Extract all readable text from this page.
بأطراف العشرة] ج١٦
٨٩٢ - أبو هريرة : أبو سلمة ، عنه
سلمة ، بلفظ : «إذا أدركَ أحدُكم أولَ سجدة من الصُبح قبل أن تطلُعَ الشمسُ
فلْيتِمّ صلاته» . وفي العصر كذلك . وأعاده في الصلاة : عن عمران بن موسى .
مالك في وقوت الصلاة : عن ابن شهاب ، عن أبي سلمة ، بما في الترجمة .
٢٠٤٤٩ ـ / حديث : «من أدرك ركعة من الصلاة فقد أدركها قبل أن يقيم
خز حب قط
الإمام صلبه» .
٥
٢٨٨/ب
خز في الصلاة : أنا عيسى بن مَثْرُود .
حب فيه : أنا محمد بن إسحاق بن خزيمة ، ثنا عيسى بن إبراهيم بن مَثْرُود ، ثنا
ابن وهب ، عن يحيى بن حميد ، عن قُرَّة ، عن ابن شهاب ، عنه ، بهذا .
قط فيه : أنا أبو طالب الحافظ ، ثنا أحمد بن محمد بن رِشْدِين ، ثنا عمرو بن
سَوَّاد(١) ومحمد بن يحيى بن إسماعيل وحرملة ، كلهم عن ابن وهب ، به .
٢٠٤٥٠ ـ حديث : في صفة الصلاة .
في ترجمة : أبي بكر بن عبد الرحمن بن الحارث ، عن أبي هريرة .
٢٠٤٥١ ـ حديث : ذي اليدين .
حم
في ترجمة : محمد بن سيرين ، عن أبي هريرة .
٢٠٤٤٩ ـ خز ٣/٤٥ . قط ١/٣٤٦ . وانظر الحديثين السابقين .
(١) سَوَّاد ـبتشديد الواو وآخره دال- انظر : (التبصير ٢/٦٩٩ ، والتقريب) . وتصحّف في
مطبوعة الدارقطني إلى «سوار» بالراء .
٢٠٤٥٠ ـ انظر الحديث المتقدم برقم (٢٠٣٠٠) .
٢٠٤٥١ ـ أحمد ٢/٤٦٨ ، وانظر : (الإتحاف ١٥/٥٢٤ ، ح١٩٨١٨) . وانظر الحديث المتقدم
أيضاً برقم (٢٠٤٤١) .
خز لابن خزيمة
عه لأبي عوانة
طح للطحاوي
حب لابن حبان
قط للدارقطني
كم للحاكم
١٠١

____________

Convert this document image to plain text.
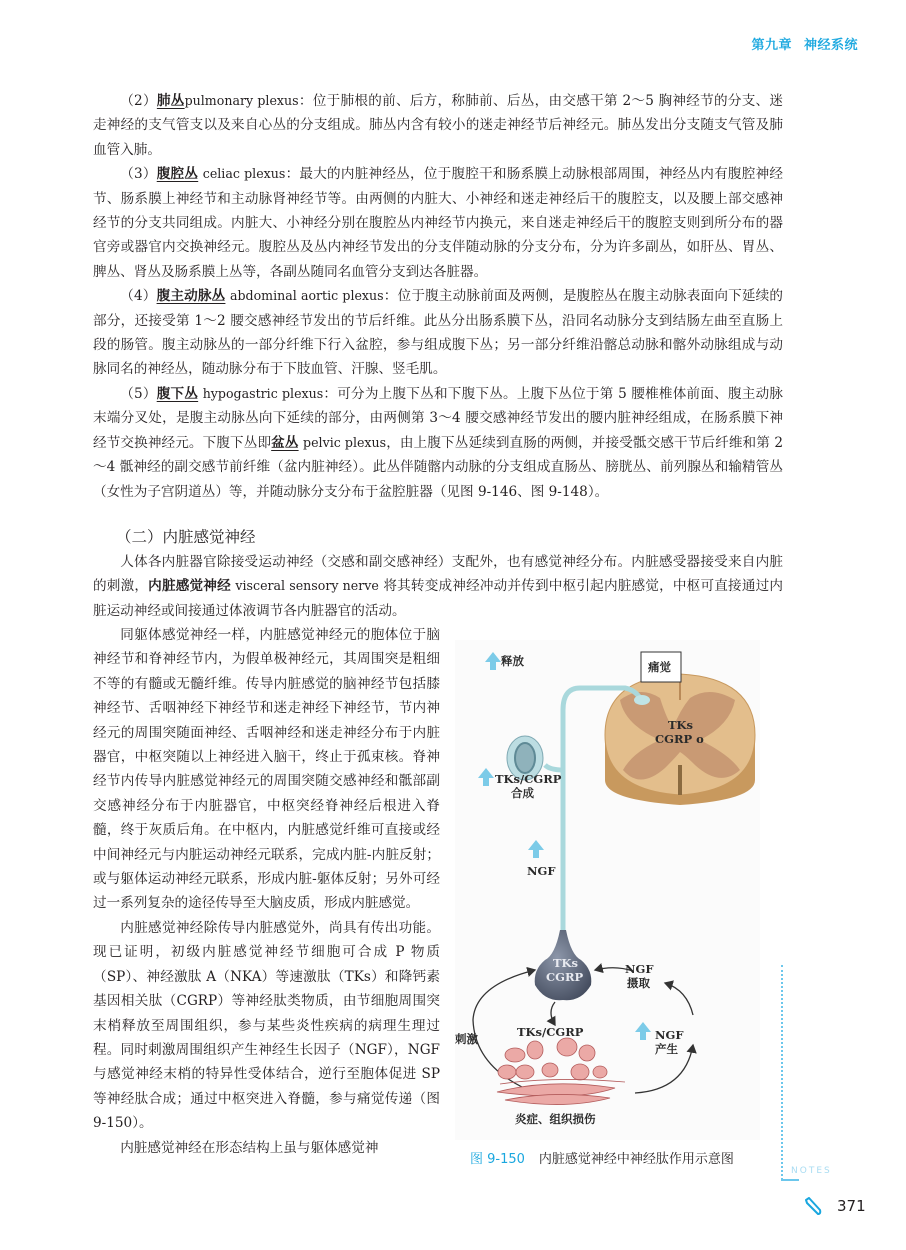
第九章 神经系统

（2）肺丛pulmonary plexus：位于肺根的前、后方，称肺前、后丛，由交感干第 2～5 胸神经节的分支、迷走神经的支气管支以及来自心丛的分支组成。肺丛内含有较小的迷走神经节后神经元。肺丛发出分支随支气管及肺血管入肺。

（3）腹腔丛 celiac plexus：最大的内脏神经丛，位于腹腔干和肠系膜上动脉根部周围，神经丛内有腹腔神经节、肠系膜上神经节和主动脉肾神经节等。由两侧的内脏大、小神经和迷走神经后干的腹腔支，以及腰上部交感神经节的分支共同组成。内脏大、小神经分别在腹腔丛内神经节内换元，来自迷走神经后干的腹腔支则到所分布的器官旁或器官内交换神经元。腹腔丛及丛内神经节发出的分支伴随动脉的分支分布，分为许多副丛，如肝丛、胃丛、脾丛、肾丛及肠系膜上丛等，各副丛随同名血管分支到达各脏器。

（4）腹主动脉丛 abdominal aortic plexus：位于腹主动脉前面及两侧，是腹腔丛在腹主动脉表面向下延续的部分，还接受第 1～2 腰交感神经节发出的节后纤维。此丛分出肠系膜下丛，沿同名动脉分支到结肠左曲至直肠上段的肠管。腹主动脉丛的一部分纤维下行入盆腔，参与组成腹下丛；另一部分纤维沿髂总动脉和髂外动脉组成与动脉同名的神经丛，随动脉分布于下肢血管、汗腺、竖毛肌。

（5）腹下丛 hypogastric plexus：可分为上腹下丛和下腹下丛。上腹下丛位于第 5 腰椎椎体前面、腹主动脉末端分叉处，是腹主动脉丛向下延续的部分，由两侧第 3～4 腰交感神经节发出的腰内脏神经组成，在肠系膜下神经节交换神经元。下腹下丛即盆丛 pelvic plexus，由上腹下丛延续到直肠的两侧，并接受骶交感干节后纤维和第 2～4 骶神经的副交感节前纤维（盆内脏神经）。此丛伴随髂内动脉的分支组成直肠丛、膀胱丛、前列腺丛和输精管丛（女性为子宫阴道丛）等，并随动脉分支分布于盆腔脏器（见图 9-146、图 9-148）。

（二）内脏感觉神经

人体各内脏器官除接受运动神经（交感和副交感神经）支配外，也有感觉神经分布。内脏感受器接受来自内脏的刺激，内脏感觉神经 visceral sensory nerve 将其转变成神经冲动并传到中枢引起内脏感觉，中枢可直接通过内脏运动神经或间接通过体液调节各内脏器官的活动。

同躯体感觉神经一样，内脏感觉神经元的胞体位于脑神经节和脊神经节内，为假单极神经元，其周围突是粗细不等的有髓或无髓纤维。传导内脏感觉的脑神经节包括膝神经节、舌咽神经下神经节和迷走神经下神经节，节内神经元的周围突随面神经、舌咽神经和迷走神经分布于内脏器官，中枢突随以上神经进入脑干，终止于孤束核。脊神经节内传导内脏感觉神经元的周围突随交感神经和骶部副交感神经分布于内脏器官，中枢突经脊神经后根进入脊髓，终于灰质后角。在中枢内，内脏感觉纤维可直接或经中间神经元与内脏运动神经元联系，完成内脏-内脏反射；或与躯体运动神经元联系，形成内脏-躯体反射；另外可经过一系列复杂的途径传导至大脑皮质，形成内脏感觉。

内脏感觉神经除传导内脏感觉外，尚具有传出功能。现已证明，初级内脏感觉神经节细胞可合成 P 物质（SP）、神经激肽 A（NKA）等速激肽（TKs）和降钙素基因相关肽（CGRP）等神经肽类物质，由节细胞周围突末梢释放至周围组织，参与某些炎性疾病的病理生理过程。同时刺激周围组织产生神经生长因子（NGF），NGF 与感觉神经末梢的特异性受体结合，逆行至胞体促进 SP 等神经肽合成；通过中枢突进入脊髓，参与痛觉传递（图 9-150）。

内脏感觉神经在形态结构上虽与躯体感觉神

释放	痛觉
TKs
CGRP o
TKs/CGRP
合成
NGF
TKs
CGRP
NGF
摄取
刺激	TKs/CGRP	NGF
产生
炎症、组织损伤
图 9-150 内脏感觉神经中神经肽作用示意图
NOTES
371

____________

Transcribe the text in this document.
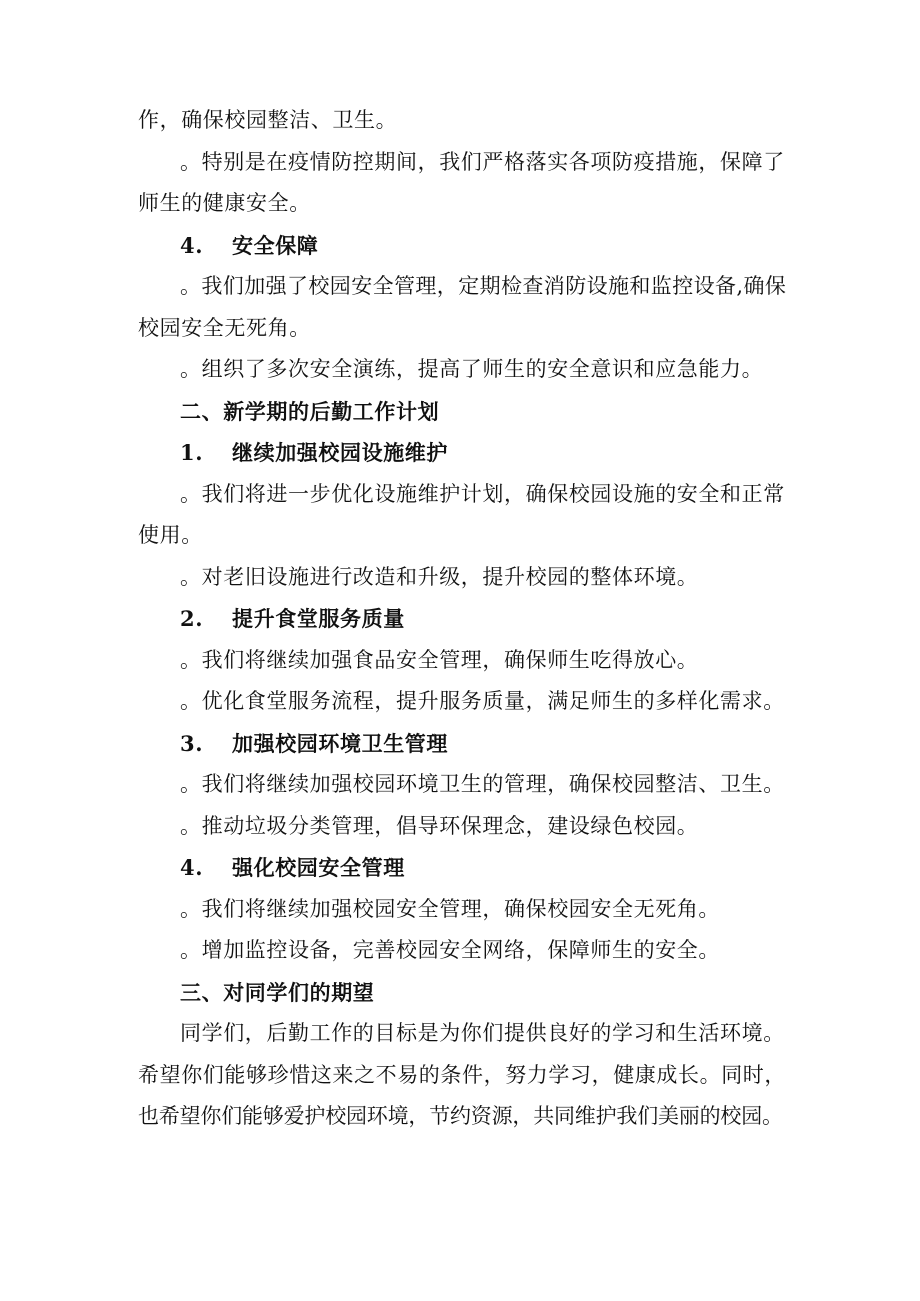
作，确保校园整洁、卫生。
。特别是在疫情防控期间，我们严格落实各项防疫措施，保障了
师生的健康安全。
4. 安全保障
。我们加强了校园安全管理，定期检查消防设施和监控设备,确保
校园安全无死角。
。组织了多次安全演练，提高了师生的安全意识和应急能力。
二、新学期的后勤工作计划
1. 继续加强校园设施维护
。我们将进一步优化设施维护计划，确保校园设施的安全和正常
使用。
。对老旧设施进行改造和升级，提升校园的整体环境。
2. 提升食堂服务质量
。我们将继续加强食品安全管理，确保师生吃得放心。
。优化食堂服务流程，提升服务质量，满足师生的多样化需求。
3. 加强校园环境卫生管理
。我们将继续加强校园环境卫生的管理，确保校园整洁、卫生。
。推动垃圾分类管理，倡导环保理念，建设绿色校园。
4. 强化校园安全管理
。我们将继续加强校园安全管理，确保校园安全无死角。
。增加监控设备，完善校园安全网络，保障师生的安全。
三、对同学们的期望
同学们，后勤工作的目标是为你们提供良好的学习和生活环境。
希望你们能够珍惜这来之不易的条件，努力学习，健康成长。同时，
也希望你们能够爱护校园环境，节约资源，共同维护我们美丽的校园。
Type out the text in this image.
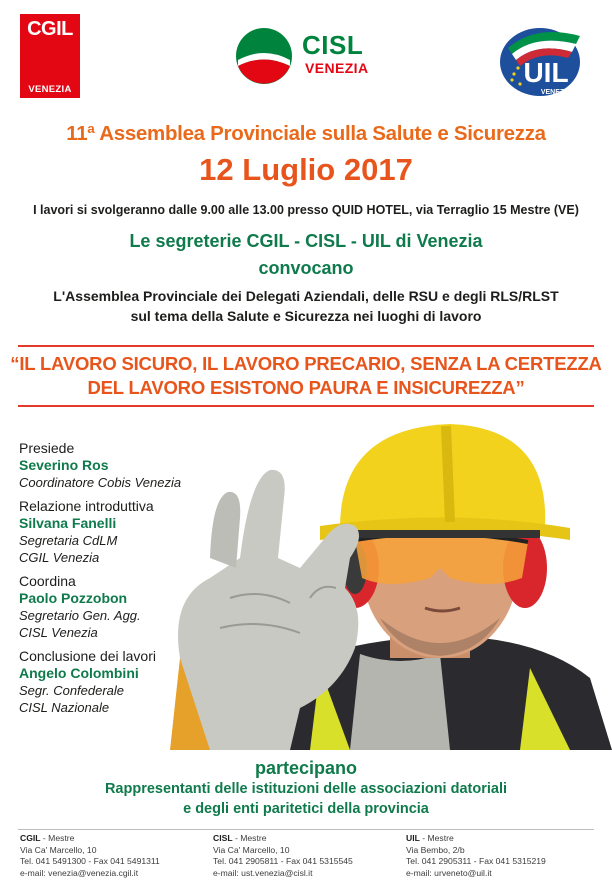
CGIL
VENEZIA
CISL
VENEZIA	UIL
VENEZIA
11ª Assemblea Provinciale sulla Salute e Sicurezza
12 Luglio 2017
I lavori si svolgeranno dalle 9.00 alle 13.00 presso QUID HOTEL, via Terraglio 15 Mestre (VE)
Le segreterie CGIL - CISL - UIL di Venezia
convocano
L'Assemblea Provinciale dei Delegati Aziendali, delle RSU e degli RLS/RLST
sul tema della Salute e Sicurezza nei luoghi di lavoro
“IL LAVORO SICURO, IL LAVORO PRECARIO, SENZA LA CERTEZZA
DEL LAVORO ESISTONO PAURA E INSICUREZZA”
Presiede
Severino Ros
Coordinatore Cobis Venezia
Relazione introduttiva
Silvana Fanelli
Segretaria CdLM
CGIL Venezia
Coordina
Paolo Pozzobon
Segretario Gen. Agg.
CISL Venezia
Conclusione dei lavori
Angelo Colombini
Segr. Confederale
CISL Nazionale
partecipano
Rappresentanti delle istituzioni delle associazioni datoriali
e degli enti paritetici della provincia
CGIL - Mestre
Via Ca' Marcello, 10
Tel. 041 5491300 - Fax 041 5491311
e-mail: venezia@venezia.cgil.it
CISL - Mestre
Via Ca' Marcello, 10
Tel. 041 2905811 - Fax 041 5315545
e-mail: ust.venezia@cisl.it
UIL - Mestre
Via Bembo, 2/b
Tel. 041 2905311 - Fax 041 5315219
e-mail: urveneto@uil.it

____________

• **TASK DETAILS**: Extract lines where the string "lavori" occurs.

• **FULL RESPONSE**:
I lavori si svolgeranno dalle 9.00 alle 13.00 presso QUID HOTEL, via Terraglio 15 Mestre (VE)
Conclusione dei lavori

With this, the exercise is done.